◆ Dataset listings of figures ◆
━━━━━━
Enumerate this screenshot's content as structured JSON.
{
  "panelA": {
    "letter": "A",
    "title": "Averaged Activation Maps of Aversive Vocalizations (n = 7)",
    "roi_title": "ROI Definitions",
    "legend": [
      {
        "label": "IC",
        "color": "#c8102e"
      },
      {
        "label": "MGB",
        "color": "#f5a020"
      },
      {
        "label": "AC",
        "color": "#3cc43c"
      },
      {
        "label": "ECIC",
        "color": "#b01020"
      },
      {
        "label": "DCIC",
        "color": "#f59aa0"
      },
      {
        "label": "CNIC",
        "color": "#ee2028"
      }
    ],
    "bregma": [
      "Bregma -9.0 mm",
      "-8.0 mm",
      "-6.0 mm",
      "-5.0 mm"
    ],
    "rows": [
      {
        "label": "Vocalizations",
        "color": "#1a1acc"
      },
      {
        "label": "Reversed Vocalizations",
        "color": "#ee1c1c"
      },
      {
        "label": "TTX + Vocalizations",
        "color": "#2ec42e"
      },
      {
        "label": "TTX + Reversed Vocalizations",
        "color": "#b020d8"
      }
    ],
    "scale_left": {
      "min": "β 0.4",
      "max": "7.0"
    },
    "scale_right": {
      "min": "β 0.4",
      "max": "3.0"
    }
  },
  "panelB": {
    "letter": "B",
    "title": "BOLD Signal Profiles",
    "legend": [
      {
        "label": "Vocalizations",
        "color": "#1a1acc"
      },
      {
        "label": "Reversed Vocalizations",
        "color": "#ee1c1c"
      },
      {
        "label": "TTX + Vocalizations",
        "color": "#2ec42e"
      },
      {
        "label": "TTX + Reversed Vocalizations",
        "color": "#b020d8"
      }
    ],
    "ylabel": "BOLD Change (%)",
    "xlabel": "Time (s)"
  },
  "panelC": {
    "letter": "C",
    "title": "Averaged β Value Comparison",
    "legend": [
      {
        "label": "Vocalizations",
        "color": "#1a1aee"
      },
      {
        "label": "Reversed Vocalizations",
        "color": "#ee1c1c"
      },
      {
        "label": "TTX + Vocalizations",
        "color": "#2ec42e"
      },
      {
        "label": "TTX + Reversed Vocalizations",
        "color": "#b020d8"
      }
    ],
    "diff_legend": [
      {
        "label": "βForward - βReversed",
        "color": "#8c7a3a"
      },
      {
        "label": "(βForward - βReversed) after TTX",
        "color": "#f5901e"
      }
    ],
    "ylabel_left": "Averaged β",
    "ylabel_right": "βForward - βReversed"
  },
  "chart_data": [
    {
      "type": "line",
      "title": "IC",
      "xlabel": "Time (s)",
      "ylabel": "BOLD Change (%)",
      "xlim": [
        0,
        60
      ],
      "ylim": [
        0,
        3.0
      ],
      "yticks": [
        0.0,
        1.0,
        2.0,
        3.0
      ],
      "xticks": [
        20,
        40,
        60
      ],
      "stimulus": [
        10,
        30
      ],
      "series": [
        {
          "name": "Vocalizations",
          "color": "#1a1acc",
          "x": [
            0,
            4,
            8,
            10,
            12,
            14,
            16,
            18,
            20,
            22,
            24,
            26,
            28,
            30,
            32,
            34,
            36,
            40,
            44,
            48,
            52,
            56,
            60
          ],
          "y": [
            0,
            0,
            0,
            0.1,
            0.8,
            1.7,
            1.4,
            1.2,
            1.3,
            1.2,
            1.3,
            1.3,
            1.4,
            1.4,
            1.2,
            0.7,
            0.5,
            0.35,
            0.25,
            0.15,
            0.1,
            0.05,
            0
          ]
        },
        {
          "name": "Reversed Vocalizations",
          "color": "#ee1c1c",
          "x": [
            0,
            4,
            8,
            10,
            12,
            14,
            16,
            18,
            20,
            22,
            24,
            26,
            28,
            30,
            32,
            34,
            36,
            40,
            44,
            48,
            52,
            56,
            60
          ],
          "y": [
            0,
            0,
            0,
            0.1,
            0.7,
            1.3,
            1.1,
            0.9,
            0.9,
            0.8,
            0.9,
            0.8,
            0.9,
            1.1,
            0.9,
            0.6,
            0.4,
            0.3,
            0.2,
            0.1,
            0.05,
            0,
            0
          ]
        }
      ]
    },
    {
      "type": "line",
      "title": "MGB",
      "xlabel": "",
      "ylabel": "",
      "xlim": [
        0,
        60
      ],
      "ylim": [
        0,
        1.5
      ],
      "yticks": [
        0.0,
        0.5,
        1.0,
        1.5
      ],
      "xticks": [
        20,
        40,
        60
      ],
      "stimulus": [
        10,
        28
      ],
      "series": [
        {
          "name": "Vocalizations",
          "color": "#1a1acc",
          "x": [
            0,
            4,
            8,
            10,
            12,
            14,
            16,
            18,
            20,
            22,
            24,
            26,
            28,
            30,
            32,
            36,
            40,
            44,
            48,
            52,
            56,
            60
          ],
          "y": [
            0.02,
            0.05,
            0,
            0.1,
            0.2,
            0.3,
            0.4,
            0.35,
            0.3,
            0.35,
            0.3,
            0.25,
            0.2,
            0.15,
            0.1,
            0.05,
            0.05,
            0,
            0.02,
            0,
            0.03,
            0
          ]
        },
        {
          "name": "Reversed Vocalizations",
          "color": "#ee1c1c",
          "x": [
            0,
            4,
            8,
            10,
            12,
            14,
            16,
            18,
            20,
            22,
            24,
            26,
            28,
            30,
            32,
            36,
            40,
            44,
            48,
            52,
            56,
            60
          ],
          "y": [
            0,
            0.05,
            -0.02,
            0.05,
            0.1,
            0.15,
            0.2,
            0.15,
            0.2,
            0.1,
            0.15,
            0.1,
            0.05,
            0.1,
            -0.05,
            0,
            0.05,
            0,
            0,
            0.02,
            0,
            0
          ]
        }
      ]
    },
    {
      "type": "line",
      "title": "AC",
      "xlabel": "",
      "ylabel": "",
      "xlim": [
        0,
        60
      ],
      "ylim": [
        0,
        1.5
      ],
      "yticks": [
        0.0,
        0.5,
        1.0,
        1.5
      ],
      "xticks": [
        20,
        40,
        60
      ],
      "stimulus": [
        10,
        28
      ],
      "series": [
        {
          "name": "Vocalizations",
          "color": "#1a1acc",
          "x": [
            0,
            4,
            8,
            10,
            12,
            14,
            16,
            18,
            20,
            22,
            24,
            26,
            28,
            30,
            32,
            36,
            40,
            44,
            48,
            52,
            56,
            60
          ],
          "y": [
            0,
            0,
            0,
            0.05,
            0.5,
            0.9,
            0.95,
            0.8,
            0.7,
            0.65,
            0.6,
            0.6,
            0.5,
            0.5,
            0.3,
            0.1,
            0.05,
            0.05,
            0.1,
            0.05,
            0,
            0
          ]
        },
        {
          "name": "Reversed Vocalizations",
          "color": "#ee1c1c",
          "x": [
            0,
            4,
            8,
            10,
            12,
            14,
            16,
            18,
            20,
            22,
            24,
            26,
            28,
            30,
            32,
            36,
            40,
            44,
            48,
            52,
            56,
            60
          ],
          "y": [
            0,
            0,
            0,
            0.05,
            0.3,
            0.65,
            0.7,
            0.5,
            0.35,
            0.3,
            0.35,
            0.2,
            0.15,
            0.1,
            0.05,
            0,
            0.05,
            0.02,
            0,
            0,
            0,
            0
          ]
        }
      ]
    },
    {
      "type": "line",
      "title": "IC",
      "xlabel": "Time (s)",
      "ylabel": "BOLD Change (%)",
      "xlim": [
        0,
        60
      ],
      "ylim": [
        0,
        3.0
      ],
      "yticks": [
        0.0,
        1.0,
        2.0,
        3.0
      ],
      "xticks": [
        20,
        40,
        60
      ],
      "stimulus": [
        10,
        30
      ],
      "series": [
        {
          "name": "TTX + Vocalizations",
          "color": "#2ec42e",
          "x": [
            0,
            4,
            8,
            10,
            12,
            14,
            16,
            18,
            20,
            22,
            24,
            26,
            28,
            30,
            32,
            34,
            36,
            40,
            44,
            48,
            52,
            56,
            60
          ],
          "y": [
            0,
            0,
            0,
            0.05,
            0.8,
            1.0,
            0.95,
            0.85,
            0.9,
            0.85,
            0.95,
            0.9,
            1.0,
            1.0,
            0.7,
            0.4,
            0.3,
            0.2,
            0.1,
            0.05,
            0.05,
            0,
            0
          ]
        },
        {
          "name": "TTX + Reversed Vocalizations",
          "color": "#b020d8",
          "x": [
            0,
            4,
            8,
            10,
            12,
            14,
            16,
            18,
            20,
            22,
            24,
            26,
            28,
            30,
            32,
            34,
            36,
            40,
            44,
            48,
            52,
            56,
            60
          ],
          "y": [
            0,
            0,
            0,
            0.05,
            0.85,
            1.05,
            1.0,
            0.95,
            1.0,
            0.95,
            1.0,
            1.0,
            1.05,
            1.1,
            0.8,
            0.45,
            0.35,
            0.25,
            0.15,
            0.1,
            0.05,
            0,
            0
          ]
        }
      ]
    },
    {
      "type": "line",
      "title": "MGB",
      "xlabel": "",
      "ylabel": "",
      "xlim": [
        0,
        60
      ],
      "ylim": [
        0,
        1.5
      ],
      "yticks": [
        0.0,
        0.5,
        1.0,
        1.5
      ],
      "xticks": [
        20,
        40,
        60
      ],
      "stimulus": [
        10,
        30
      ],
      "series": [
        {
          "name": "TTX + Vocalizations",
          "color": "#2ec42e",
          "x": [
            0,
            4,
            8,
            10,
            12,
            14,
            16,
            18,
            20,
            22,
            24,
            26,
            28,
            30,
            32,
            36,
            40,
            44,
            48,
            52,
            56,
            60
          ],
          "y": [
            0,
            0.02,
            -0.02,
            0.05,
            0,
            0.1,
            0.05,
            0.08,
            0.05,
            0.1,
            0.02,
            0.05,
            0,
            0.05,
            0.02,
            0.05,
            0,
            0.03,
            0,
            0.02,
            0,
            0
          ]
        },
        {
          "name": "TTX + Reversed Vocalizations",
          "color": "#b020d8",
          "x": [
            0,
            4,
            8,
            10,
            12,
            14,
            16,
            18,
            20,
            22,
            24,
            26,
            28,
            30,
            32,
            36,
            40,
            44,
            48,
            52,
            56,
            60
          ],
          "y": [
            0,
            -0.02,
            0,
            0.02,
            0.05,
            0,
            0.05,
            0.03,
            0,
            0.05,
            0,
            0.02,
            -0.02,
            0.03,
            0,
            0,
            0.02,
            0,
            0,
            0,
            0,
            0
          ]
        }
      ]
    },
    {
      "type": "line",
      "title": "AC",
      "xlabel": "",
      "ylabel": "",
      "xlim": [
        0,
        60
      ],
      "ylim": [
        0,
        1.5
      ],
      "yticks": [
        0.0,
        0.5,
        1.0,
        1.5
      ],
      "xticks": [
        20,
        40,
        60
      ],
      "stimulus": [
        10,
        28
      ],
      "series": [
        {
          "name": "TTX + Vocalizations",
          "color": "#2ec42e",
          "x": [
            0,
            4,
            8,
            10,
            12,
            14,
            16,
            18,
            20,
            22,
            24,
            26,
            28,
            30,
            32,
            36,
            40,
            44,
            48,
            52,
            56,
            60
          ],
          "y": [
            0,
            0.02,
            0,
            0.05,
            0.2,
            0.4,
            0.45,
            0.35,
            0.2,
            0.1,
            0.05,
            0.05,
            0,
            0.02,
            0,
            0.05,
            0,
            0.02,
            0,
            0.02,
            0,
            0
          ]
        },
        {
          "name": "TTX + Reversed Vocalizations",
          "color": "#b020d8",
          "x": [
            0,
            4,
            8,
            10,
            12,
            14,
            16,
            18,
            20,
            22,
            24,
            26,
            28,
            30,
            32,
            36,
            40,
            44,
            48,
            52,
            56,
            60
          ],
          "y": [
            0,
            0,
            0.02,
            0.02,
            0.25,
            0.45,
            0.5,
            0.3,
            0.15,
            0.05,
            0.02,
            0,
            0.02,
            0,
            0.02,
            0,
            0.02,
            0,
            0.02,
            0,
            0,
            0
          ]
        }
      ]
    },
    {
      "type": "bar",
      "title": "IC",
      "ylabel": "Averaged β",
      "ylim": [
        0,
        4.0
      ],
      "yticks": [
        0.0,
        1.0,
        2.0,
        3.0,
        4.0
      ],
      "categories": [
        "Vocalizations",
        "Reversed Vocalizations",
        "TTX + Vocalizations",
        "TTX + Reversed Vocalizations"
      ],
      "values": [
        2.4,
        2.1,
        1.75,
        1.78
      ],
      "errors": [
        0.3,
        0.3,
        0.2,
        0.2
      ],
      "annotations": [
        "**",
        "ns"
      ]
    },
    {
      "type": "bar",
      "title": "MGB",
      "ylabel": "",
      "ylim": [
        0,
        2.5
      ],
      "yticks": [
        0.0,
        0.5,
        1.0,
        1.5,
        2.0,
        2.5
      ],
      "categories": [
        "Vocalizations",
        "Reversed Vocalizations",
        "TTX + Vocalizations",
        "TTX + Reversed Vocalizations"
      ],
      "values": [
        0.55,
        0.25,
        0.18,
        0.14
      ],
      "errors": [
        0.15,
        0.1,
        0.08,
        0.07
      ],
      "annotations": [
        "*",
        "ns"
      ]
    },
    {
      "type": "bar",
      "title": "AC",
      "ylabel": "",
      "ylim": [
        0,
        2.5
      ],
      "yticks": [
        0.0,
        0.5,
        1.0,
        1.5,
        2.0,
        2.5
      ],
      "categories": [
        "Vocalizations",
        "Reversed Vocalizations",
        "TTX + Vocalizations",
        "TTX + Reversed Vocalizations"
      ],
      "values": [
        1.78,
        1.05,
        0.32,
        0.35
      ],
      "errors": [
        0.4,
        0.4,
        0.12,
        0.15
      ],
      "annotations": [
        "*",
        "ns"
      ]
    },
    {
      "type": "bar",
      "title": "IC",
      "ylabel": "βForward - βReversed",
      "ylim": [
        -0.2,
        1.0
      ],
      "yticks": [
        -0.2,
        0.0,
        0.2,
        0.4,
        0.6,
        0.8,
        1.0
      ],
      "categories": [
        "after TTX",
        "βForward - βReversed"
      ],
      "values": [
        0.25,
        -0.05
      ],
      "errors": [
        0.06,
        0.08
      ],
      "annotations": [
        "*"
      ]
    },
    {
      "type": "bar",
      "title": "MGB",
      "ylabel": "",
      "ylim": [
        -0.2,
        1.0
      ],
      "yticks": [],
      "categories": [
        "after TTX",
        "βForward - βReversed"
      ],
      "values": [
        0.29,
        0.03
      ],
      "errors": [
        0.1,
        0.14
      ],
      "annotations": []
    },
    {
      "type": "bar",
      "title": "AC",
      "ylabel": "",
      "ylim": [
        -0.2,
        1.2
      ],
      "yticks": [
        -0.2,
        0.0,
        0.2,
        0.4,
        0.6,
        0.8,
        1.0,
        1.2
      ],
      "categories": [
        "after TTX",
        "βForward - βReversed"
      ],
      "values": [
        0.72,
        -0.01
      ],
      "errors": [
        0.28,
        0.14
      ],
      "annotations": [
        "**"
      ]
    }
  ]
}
━━━━━━
◆ SET PROBLEM ◆
Go through the records and gather the lines that hold "Averaged".

◆ SOLUTION BELOW ◆
    "title": "Averaged Activation Maps of Aversive Vocalizations (n = 7)",
    "title": "Averaged β Value Comparison",
    "ylabel_left": "Averaged β",
      "ylabel": "Averaged β",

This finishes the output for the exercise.